▶ **WHAT YOU SHOULD DO**:
Return only these lines: the one that contains "Decode this image" and every line after it through the end of the listing, exactly, without pictures.

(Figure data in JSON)
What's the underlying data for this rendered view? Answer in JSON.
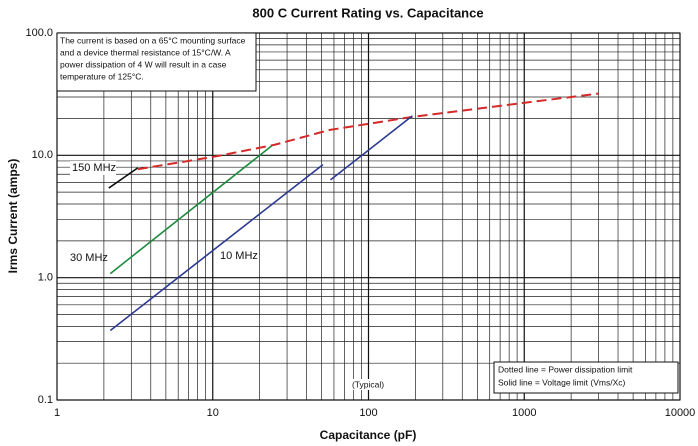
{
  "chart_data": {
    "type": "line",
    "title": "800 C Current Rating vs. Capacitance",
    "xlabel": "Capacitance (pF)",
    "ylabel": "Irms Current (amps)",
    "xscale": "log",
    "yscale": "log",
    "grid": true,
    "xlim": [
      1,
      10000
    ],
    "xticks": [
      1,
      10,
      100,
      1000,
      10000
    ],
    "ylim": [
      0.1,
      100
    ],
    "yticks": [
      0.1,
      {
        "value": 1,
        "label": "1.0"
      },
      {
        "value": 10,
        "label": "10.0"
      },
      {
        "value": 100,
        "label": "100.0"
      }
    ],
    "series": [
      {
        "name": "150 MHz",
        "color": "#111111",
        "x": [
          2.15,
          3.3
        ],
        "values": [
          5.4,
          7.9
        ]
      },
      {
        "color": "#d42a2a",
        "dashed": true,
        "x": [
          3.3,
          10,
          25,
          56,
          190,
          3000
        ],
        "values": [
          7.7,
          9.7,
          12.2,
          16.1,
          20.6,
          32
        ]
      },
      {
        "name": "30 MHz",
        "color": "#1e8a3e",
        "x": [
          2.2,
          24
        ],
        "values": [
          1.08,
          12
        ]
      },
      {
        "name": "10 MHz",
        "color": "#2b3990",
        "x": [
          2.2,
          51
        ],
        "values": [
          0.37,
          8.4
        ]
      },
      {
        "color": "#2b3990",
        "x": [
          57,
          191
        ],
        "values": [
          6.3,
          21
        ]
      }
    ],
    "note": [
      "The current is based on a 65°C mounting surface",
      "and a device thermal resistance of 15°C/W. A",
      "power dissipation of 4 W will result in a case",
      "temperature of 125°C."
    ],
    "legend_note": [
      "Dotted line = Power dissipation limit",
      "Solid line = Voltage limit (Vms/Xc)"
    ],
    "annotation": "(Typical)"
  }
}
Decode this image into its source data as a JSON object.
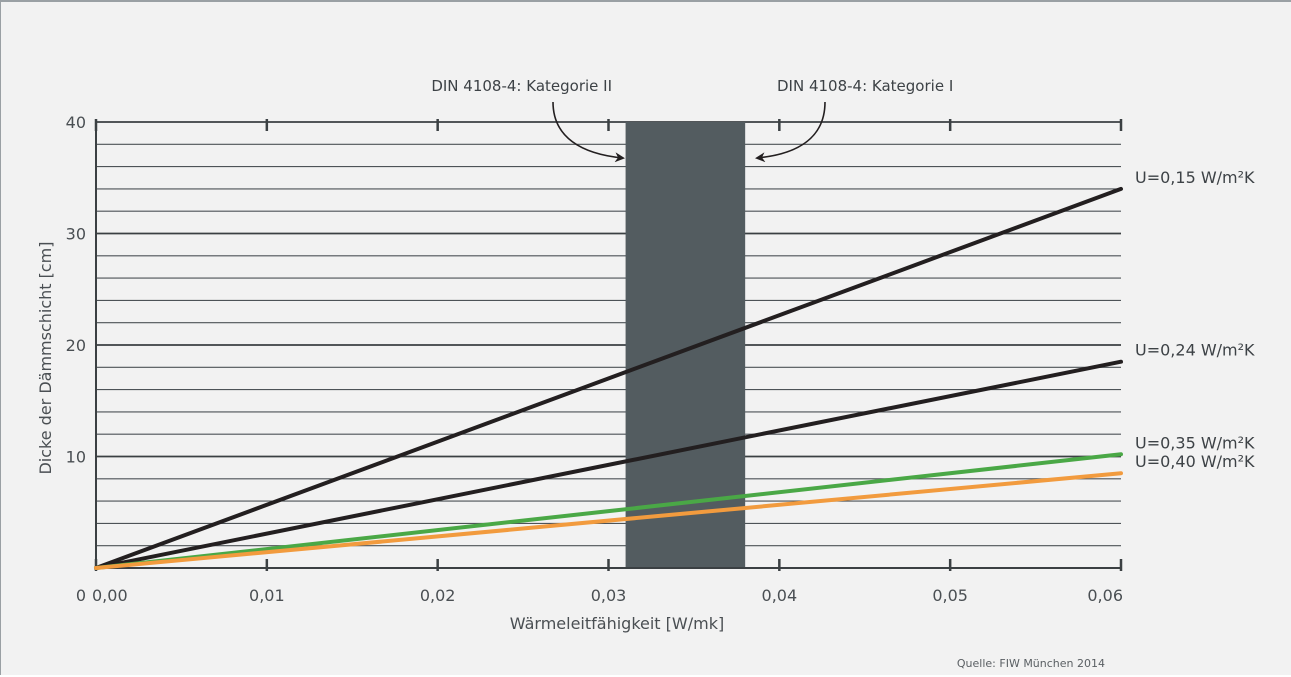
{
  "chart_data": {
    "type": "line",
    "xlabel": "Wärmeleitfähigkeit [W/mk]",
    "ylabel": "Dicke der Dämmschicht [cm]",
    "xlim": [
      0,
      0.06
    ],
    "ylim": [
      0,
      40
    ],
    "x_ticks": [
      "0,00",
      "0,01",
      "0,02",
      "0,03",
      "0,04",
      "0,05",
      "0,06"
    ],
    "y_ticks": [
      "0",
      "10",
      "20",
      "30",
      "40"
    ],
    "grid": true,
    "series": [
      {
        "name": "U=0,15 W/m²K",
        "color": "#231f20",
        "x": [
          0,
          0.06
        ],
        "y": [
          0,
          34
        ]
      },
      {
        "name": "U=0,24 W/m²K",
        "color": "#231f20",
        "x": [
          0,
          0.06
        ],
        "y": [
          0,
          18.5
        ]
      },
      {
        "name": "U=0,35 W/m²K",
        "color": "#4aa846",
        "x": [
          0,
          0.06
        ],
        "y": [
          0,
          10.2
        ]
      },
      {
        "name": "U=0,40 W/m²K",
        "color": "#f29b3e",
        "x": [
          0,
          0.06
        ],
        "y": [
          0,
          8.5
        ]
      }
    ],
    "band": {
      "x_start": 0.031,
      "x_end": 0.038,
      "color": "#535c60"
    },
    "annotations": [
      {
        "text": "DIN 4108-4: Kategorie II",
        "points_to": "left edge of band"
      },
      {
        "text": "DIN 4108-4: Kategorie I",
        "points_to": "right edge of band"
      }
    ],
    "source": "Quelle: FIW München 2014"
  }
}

▶ **SOLUTION BELOW**:
Decode this image into its source data as a JSON object.
{
  "chart_data": {
    "type": "line",
    "xlabel": "Wärmeleitfähigkeit [W/mk]",
    "ylabel": "Dicke der Dämmschicht [cm]",
    "xlim": [
      0,
      0.06
    ],
    "ylim": [
      0,
      40
    ],
    "x_ticks": [
      "0,00",
      "0,01",
      "0,02",
      "0,03",
      "0,04",
      "0,05",
      "0,06"
    ],
    "y_ticks": [
      "0",
      "10",
      "20",
      "30",
      "40"
    ],
    "grid": true,
    "series": [
      {
        "name": "U=0,15 W/m²K",
        "color": "#231f20",
        "x": [
          0,
          0.06
        ],
        "y": [
          0,
          34
        ]
      },
      {
        "name": "U=0,24 W/m²K",
        "color": "#231f20",
        "x": [
          0,
          0.06
        ],
        "y": [
          0,
          18.5
        ]
      },
      {
        "name": "U=0,35 W/m²K",
        "color": "#4aa846",
        "x": [
          0,
          0.06
        ],
        "y": [
          0,
          10.2
        ]
      },
      {
        "name": "U=0,40 W/m²K",
        "color": "#f29b3e",
        "x": [
          0,
          0.06
        ],
        "y": [
          0,
          8.5
        ]
      }
    ],
    "band": {
      "x_start": 0.031,
      "x_end": 0.038,
      "color": "#535c60"
    },
    "annotations": [
      {
        "text": "DIN 4108-4: Kategorie II",
        "points_to": "left edge of band"
      },
      {
        "text": "DIN 4108-4: Kategorie I",
        "points_to": "right edge of band"
      }
    ],
    "source": "Quelle: FIW München 2014"
  }
}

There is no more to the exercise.